■ **Task brief**
Locate all lines in the data below that hold "hydroelectric" and show them.

[START OF Records supplied]

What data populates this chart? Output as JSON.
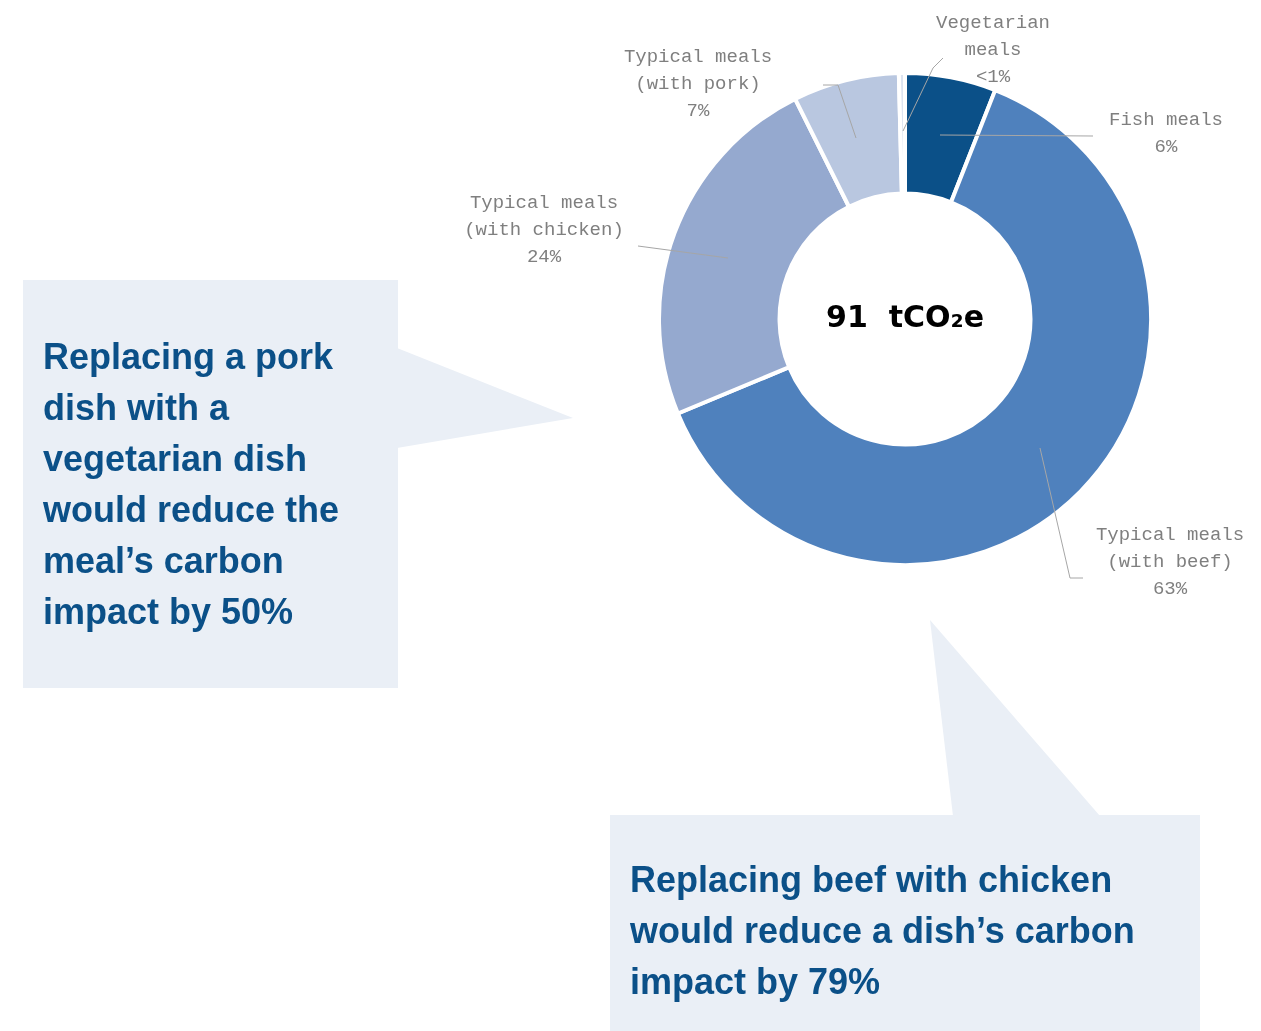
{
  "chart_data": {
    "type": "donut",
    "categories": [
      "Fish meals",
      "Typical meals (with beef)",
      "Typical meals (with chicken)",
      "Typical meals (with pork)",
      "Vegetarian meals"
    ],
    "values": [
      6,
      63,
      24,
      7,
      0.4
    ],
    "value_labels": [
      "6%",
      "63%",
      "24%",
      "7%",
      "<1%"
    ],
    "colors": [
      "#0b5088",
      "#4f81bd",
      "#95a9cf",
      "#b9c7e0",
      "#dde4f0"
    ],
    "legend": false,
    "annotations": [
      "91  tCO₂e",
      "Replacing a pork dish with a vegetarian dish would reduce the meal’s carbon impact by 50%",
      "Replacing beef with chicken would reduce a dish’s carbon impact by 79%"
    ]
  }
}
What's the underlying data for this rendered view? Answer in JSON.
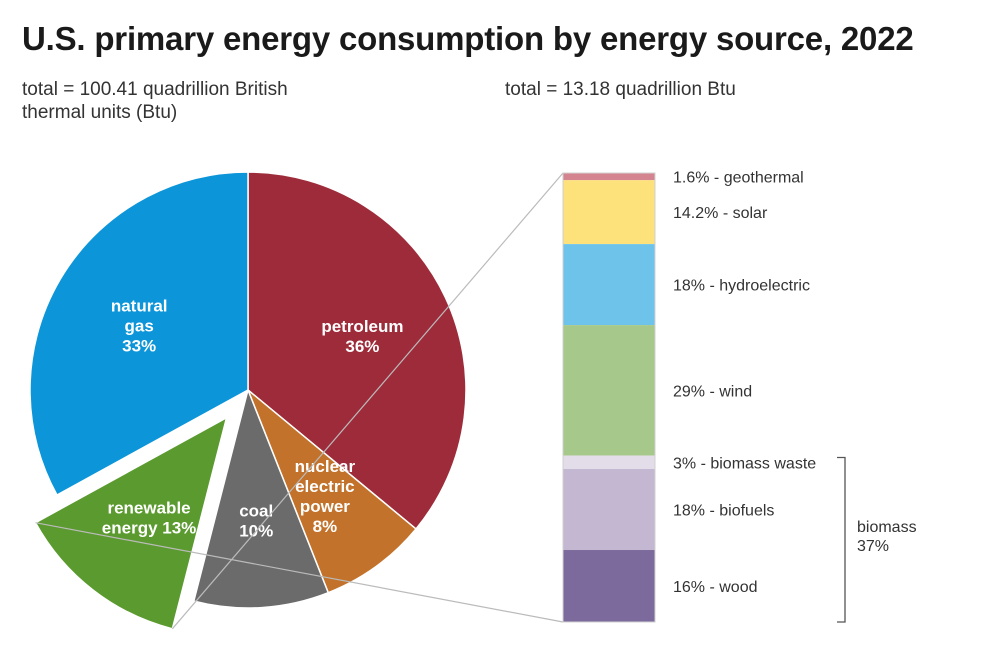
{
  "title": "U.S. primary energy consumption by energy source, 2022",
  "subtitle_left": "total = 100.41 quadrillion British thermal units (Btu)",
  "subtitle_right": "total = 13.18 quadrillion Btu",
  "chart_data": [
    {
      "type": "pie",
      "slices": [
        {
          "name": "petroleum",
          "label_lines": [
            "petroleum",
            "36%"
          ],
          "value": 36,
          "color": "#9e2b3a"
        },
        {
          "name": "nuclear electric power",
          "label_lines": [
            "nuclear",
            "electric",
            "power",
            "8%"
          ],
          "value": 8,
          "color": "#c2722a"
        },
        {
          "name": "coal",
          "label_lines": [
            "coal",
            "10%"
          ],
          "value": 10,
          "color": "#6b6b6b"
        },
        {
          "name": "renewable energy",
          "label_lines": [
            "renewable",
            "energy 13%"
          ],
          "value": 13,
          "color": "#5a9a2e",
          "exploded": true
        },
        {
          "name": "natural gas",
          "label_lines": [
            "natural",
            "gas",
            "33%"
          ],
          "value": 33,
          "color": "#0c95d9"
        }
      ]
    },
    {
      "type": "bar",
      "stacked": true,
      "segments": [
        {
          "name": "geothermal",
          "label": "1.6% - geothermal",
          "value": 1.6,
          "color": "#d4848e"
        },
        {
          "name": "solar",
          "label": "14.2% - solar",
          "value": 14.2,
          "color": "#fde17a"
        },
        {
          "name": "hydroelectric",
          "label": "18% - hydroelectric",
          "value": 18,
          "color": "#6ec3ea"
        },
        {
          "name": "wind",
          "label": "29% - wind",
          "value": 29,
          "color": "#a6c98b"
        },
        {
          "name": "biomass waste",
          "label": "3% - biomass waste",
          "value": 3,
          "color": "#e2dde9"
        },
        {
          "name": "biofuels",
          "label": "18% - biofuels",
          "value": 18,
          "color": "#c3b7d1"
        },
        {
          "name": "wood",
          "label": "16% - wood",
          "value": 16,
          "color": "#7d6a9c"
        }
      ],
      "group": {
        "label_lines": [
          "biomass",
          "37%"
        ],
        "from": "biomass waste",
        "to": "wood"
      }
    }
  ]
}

[END OF Records supplied]

■ **Task solution**
          "name": "hydroelectric",
          "label": "18% - hydroelectric",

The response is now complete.